*Problem statement*
Retype every entry word for word.

*Data for processing*
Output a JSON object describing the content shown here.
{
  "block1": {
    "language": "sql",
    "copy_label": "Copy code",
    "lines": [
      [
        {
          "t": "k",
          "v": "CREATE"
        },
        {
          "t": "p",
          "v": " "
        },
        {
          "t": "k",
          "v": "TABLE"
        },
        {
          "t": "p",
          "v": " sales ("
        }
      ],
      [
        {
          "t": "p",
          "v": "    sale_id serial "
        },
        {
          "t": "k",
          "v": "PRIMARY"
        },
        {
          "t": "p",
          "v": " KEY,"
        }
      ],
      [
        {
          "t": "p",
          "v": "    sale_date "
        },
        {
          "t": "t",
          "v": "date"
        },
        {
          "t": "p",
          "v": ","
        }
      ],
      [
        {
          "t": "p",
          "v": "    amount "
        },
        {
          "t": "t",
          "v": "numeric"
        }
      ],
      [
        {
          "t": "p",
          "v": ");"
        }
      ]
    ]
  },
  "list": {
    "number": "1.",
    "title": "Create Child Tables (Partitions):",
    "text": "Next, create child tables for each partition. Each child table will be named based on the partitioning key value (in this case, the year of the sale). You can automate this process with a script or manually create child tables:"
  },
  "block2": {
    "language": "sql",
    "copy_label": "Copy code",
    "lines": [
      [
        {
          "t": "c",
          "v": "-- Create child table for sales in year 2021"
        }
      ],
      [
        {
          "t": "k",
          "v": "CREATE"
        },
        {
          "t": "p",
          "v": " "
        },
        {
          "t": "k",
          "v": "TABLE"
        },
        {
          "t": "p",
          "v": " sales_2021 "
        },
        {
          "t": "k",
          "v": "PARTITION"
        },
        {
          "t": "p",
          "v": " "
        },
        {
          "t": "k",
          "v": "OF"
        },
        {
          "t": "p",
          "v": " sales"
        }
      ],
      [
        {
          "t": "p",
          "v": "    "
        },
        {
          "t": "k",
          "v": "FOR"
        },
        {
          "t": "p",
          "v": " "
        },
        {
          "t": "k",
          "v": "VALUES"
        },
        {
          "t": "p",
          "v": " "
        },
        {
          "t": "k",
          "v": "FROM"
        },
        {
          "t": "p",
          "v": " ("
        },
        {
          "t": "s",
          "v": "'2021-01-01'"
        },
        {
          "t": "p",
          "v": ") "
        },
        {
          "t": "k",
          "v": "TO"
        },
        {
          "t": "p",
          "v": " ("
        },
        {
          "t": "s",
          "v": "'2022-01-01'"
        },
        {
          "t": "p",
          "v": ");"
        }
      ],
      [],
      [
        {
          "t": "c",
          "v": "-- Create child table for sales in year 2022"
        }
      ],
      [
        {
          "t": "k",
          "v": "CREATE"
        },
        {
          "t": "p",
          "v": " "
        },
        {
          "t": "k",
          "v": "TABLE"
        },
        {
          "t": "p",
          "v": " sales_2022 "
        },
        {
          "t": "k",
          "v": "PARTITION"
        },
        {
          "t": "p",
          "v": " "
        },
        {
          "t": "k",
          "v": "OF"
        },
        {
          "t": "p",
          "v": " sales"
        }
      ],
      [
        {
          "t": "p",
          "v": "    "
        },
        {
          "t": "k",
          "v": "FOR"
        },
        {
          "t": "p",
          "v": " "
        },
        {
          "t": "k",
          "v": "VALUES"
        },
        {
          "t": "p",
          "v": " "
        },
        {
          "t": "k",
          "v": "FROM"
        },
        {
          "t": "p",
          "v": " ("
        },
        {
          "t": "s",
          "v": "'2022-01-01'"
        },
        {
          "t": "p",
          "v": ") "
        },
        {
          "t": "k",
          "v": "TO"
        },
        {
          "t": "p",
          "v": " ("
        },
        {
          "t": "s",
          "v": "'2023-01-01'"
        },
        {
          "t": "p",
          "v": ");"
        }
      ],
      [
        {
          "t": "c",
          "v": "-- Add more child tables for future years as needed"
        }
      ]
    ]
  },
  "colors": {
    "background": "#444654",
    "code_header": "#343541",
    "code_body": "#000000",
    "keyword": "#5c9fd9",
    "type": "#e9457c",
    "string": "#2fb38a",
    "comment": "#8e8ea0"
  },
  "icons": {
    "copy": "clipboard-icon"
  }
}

*Answer to this exercise*
Output a JSON object describing the content shown here.
{
  "block1": {
    "language": "sql",
    "copy_label": "Copy code",
    "lines": [
      [
        {
          "t": "k",
          "v": "CREATE"
        },
        {
          "t": "p",
          "v": " "
        },
        {
          "t": "k",
          "v": "TABLE"
        },
        {
          "t": "p",
          "v": " sales ("
        }
      ],
      [
        {
          "t": "p",
          "v": "    sale_id serial "
        },
        {
          "t": "k",
          "v": "PRIMARY"
        },
        {
          "t": "p",
          "v": " KEY,"
        }
      ],
      [
        {
          "t": "p",
          "v": "    sale_date "
        },
        {
          "t": "t",
          "v": "date"
        },
        {
          "t": "p",
          "v": ","
        }
      ],
      [
        {
          "t": "p",
          "v": "    amount "
        },
        {
          "t": "t",
          "v": "numeric"
        }
      ],
      [
        {
          "t": "p",
          "v": ");"
        }
      ]
    ]
  },
  "list": {
    "number": "1.",
    "title": "Create Child Tables (Partitions):",
    "text": "Next, create child tables for each partition. Each child table will be named based on the partitioning key value (in this case, the year of the sale). You can automate this process with a script or manually create child tables:"
  },
  "block2": {
    "language": "sql",
    "copy_label": "Copy code",
    "lines": [
      [
        {
          "t": "c",
          "v": "-- Create child table for sales in year 2021"
        }
      ],
      [
        {
          "t": "k",
          "v": "CREATE"
        },
        {
          "t": "p",
          "v": " "
        },
        {
          "t": "k",
          "v": "TABLE"
        },
        {
          "t": "p",
          "v": " sales_2021 "
        },
        {
          "t": "k",
          "v": "PARTITION"
        },
        {
          "t": "p",
          "v": " "
        },
        {
          "t": "k",
          "v": "OF"
        },
        {
          "t": "p",
          "v": " sales"
        }
      ],
      [
        {
          "t": "p",
          "v": "    "
        },
        {
          "t": "k",
          "v": "FOR"
        },
        {
          "t": "p",
          "v": " "
        },
        {
          "t": "k",
          "v": "VALUES"
        },
        {
          "t": "p",
          "v": " "
        },
        {
          "t": "k",
          "v": "FROM"
        },
        {
          "t": "p",
          "v": " ("
        },
        {
          "t": "s",
          "v": "'2021-01-01'"
        },
        {
          "t": "p",
          "v": ") "
        },
        {
          "t": "k",
          "v": "TO"
        },
        {
          "t": "p",
          "v": " ("
        },
        {
          "t": "s",
          "v": "'2022-01-01'"
        },
        {
          "t": "p",
          "v": ");"
        }
      ],
      [],
      [
        {
          "t": "c",
          "v": "-- Create child table for sales in year 2022"
        }
      ],
      [
        {
          "t": "k",
          "v": "CREATE"
        },
        {
          "t": "p",
          "v": " "
        },
        {
          "t": "k",
          "v": "TABLE"
        },
        {
          "t": "p",
          "v": " sales_2022 "
        },
        {
          "t": "k",
          "v": "PARTITION"
        },
        {
          "t": "p",
          "v": " "
        },
        {
          "t": "k",
          "v": "OF"
        },
        {
          "t": "p",
          "v": " sales"
        }
      ],
      [
        {
          "t": "p",
          "v": "    "
        },
        {
          "t": "k",
          "v": "FOR"
        },
        {
          "t": "p",
          "v": " "
        },
        {
          "t": "k",
          "v": "VALUES"
        },
        {
          "t": "p",
          "v": " "
        },
        {
          "t": "k",
          "v": "FROM"
        },
        {
          "t": "p",
          "v": " ("
        },
        {
          "t": "s",
          "v": "'2022-01-01'"
        },
        {
          "t": "p",
          "v": ") "
        },
        {
          "t": "k",
          "v": "TO"
        },
        {
          "t": "p",
          "v": " ("
        },
        {
          "t": "s",
          "v": "'2023-01-01'"
        },
        {
          "t": "p",
          "v": ");"
        }
      ],
      [
        {
          "t": "c",
          "v": "-- Add more child tables for future years as needed"
        }
      ]
    ]
  },
  "colors": {
    "background": "#444654",
    "code_header": "#343541",
    "code_body": "#000000",
    "keyword": "#5c9fd9",
    "type": "#e9457c",
    "string": "#2fb38a",
    "comment": "#8e8ea0"
  },
  "icons": {
    "copy": "clipboard-icon"
  }
}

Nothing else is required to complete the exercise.